- Information given:
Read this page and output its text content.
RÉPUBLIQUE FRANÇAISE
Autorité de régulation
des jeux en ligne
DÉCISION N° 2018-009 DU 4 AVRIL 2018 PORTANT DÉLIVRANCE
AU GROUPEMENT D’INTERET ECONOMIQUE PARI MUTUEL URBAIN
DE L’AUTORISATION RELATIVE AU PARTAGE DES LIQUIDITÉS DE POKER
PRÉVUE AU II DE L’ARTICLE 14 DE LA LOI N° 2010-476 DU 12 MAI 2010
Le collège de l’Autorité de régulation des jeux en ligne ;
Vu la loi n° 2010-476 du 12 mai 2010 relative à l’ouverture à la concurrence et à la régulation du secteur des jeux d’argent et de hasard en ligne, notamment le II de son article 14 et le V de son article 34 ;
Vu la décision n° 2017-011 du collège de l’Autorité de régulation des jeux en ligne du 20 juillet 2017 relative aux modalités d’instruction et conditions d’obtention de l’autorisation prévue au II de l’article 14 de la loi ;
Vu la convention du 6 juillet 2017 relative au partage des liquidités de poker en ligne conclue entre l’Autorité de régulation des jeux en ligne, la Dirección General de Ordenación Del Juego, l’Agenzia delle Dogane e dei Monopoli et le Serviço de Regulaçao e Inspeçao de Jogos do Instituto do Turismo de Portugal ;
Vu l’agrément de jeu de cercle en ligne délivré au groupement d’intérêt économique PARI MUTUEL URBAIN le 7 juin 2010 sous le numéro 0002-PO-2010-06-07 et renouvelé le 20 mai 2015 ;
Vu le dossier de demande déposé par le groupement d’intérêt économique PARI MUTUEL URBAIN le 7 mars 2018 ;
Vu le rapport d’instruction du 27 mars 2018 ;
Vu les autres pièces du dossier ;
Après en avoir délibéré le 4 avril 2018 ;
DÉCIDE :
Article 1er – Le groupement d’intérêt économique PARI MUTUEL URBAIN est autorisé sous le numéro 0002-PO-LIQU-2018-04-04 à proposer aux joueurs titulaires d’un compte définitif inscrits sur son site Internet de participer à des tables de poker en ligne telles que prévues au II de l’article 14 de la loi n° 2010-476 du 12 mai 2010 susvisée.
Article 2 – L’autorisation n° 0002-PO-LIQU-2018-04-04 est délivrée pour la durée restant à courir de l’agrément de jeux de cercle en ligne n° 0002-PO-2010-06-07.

- Set task: Scan the records above for the string "collège", then select every line that holds it.

- Result for this task:
Le collège de l’Autorité de régulation des jeux en ligne ;
Vu la décision n° 2017-011 du collège de l’Autorité de régulation des jeux en ligne du 20 juillet 2017 relative aux modalités d’instruction et conditions d’obtention de l’autorisation prévue au II de l’article 14 de la loi ;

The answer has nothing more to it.